[WHAT YOU ARE ASKED TO DO]
Pull out every line below that contains the word "ylabel".

[Figure collection entries]
------------------------------------
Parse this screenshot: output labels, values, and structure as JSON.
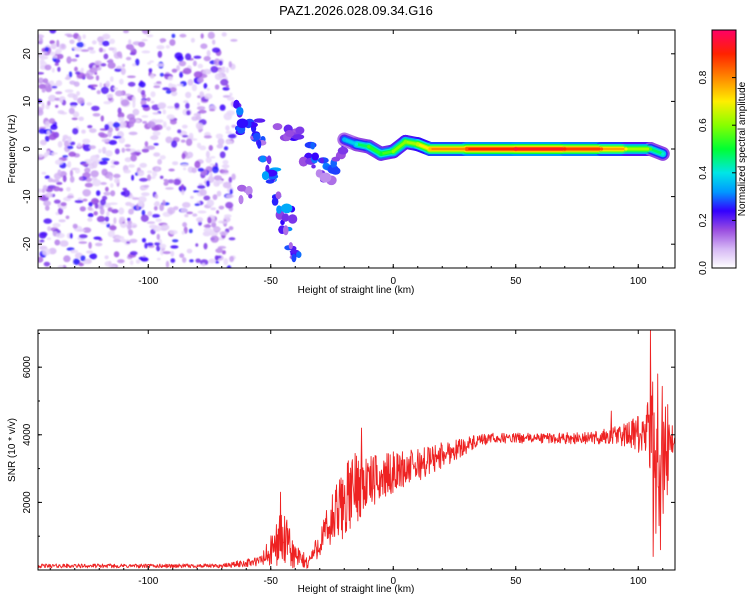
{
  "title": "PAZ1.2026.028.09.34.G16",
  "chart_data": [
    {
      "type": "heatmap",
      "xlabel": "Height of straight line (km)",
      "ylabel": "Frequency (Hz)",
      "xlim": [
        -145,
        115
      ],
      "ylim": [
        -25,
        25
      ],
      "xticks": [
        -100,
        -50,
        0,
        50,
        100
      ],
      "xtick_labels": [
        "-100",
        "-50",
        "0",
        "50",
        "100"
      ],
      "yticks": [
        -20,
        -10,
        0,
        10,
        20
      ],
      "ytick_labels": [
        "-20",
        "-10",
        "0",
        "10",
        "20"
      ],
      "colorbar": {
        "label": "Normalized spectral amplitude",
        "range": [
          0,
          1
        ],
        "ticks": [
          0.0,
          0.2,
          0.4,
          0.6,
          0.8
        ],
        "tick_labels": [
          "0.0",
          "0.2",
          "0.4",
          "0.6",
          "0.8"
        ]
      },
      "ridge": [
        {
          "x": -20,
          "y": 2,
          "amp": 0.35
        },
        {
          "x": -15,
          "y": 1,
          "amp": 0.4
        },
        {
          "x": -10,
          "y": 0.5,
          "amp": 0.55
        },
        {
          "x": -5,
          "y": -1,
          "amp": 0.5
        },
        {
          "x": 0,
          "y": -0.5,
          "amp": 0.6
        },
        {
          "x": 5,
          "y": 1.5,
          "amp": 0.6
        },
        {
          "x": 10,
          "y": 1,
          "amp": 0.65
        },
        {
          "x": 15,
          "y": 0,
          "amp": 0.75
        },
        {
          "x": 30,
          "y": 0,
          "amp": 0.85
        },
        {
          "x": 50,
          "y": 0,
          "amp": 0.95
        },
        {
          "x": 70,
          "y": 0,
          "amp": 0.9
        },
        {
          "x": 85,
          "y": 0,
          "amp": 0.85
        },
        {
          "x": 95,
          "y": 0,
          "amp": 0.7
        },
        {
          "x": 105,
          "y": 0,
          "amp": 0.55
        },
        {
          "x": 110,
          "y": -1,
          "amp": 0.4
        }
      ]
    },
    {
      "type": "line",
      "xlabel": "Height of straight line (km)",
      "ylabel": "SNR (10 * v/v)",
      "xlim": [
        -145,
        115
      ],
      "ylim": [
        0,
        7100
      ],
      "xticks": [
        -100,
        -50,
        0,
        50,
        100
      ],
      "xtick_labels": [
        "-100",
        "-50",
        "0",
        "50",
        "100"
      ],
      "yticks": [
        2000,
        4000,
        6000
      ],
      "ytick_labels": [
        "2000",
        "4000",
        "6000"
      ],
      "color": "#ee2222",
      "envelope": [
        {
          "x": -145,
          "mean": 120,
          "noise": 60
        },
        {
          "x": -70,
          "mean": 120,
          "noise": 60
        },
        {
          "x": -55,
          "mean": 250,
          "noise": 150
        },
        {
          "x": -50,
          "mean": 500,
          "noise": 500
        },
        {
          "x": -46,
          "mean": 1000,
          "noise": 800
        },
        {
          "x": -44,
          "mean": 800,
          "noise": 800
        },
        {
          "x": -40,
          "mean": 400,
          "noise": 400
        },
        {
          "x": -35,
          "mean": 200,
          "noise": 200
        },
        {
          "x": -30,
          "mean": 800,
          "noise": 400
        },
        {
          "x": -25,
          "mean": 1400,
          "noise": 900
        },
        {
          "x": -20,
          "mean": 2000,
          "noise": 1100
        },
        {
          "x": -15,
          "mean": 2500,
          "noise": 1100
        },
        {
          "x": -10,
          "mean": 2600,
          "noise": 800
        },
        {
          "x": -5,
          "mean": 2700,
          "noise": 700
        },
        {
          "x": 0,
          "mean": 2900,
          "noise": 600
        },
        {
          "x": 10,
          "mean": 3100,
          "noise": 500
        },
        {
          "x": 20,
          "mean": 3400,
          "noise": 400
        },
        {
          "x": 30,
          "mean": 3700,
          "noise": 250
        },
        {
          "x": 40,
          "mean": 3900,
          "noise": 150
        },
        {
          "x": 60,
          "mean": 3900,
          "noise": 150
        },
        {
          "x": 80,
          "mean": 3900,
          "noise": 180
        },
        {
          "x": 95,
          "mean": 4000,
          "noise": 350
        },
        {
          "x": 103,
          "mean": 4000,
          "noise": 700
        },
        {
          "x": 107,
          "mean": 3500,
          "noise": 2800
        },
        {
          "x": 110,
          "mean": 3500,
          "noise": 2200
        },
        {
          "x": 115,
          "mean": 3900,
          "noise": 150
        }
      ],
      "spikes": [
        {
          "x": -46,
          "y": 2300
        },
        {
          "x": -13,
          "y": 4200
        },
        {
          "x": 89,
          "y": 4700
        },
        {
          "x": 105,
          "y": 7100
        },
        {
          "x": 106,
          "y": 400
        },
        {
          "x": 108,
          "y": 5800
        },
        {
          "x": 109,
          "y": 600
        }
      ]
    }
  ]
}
------------------------------------
[RESPONSE FOR THIS EXERCISE]
      "ylabel": "Frequency (Hz)",
      "ylabel": "SNR (10 * v/v)",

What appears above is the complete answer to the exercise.